◆ WHAT YOU HAVE TO DO ◆
From the listing below, copy every line with the word "image".

Stored items from a collection
+ + + +

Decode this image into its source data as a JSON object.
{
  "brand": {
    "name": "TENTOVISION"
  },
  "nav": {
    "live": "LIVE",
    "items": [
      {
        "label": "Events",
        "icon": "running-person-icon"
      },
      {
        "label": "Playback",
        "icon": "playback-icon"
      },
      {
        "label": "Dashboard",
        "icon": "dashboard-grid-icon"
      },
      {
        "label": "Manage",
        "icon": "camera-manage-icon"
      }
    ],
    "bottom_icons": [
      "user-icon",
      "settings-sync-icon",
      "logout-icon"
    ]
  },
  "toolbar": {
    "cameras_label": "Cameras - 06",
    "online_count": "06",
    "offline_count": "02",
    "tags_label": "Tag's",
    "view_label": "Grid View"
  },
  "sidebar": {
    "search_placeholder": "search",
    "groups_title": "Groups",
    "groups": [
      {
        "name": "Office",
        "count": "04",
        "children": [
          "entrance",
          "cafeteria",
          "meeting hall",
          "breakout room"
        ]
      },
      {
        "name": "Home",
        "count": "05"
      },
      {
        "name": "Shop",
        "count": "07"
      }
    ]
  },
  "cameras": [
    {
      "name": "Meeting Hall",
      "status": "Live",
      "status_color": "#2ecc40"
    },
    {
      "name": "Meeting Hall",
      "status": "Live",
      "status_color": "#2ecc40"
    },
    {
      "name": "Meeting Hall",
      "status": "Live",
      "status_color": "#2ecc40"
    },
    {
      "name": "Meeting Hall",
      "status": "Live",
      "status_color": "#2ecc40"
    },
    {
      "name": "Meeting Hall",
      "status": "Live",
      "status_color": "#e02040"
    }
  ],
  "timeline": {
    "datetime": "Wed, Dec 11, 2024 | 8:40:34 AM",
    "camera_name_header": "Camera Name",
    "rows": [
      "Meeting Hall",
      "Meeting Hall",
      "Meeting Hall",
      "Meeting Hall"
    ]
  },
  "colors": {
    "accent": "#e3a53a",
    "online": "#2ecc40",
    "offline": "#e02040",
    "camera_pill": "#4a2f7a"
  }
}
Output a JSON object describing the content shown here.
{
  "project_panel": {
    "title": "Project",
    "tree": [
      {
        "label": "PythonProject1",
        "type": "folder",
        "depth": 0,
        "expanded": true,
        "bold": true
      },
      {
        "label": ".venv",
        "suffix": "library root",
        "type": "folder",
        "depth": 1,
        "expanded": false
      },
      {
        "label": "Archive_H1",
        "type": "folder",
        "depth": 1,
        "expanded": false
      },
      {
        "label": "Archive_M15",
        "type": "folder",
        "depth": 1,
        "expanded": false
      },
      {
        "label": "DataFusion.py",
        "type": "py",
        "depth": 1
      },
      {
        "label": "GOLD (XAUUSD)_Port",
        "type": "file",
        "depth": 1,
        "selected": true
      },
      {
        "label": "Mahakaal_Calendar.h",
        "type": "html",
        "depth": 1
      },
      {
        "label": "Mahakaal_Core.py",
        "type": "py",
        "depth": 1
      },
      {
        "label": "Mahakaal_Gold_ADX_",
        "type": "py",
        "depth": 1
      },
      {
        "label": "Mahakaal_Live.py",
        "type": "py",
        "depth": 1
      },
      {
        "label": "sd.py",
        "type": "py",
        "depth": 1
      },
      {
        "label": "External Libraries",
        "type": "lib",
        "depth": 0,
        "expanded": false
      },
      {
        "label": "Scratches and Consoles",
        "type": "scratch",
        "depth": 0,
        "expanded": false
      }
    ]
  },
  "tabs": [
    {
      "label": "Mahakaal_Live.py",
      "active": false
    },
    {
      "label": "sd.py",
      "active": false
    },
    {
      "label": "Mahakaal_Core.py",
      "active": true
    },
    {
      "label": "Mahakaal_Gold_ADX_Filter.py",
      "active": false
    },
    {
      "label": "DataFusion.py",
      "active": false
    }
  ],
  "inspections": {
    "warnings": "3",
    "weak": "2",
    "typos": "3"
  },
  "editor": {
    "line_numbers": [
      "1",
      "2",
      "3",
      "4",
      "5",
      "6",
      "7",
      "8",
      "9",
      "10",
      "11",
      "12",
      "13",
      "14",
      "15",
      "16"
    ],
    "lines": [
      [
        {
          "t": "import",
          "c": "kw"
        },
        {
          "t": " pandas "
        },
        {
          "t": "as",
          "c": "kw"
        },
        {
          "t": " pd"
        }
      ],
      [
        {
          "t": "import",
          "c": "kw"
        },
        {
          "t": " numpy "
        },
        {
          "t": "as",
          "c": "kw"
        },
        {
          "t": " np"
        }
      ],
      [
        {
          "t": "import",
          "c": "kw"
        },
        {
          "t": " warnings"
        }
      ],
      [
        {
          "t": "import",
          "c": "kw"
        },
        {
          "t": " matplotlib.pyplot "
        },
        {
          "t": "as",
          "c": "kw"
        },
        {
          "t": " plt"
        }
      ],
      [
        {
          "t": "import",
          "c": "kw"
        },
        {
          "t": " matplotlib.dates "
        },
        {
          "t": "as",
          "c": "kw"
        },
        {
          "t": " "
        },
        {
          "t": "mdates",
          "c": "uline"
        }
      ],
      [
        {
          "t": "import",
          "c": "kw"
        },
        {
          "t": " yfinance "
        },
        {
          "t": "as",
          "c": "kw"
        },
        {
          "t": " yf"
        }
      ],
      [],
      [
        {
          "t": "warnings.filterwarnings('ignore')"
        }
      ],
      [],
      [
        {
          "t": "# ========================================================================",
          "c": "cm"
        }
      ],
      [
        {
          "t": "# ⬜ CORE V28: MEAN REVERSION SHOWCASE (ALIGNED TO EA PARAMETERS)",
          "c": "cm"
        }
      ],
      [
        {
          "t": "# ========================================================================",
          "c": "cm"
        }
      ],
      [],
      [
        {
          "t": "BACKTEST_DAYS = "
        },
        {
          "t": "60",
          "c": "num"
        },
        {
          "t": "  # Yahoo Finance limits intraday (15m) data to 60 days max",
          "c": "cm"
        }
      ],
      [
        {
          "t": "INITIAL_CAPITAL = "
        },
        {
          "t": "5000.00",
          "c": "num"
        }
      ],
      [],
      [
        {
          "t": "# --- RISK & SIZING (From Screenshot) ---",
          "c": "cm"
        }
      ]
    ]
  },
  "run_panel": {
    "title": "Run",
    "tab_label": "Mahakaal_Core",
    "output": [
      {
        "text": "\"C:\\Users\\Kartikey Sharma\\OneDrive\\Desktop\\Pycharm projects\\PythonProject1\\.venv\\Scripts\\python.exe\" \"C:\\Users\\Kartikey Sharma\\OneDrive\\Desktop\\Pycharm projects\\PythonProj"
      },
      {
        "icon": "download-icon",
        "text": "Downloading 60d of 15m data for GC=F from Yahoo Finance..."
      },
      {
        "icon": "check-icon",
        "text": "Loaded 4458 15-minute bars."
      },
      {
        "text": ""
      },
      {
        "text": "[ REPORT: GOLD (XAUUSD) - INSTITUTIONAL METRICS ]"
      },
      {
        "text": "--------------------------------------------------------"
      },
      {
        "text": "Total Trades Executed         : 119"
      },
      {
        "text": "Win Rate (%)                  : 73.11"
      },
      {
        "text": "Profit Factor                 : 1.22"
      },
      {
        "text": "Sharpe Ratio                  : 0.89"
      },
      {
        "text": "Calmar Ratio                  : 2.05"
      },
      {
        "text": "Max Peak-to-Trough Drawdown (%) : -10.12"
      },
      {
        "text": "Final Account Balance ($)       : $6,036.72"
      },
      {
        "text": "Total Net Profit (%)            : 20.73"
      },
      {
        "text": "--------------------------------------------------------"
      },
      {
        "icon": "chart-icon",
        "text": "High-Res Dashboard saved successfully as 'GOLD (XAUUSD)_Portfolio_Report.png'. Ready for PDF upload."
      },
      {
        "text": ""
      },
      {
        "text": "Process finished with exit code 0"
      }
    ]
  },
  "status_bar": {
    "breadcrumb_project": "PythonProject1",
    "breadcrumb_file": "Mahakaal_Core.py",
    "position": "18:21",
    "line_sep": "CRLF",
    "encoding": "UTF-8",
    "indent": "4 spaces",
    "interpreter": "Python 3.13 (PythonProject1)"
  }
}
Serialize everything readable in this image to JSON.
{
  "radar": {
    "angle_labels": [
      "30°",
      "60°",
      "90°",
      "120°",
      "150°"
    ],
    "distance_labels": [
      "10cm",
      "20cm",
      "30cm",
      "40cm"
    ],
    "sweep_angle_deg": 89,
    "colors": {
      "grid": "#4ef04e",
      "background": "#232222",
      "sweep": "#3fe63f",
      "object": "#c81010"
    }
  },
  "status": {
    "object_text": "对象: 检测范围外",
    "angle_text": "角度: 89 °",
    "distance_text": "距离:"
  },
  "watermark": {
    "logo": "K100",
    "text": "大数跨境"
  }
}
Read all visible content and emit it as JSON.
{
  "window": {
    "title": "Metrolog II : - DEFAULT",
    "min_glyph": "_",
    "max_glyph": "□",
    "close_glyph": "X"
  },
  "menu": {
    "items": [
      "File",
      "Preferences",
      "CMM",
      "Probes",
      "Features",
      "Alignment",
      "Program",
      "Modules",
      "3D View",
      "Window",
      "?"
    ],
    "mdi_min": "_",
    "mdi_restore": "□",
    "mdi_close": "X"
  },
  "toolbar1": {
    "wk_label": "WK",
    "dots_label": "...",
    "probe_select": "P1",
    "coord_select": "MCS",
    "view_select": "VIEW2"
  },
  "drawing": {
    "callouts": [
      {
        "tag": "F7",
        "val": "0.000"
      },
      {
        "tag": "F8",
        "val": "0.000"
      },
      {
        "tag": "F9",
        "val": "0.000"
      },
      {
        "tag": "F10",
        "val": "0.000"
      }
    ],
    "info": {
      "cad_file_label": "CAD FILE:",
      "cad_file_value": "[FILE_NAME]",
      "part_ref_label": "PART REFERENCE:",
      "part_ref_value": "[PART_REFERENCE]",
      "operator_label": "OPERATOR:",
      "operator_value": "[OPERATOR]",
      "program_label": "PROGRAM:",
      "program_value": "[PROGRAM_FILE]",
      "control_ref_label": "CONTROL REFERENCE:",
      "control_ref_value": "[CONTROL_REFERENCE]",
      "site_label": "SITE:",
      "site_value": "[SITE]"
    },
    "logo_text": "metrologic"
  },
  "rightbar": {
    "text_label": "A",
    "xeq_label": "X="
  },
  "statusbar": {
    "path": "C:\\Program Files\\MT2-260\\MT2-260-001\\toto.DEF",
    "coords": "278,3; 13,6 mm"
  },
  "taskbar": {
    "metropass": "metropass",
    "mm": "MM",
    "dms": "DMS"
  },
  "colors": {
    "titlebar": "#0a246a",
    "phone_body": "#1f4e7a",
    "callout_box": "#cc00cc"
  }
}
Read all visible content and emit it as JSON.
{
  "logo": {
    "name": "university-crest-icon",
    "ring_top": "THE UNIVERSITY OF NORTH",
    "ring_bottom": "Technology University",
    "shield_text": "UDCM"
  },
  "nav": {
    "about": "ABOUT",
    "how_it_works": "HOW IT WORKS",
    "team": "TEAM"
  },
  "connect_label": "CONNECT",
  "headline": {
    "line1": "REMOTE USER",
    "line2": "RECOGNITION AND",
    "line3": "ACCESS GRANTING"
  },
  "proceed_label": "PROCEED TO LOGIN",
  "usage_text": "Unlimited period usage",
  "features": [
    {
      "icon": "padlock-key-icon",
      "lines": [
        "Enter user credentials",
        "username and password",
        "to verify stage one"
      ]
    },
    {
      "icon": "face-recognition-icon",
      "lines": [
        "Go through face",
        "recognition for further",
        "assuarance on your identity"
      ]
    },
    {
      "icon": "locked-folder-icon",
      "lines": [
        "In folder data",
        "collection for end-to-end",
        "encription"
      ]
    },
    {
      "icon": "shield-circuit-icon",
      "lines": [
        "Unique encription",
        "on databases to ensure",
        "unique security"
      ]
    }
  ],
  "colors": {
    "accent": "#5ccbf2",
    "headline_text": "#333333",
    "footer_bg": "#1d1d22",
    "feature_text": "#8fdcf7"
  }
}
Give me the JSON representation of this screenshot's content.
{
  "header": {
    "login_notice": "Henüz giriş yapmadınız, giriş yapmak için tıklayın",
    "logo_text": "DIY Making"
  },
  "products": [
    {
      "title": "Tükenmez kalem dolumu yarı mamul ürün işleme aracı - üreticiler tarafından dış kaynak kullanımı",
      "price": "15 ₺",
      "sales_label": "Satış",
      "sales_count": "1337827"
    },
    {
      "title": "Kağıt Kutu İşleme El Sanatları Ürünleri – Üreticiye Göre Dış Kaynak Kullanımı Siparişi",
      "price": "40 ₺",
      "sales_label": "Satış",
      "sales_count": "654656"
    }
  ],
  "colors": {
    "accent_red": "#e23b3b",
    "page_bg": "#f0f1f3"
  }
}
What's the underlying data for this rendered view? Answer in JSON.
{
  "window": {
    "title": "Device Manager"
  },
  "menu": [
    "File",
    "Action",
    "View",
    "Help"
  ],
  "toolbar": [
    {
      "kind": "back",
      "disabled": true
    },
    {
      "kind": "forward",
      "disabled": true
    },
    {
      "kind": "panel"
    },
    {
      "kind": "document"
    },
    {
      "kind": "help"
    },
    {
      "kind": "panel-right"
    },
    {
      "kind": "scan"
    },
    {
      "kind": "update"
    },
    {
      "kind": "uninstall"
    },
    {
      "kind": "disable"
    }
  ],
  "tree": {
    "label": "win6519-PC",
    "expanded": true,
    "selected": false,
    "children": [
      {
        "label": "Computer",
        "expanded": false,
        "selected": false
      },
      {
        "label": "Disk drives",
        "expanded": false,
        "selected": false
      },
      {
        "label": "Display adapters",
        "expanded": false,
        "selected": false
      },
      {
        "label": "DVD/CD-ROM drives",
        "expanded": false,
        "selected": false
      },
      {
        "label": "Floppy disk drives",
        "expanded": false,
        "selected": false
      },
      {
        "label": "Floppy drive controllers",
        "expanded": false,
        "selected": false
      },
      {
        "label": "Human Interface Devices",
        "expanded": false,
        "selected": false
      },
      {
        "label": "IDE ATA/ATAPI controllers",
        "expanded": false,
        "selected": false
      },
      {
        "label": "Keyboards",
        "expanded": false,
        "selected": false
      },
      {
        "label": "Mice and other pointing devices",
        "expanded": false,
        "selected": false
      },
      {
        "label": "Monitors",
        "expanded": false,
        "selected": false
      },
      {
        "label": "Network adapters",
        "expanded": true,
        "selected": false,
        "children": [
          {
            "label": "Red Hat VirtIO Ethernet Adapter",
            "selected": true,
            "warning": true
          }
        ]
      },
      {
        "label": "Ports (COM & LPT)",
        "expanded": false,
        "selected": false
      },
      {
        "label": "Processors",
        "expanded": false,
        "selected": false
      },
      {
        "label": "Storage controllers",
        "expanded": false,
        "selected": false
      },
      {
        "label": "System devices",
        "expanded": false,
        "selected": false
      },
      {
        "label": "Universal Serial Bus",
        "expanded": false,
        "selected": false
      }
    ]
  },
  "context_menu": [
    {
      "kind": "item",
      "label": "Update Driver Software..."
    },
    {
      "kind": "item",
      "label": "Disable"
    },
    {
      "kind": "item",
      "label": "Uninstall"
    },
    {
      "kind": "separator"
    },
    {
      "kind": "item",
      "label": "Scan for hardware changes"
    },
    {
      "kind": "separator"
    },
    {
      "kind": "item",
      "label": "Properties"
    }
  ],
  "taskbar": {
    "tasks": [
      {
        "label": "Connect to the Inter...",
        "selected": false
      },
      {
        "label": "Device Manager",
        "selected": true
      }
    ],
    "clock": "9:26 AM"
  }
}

+ + + +

◆ TASK RESPONSE ◆
Decode this image into its source data as a JSON object.
Serialize everything readable in this image to JSON.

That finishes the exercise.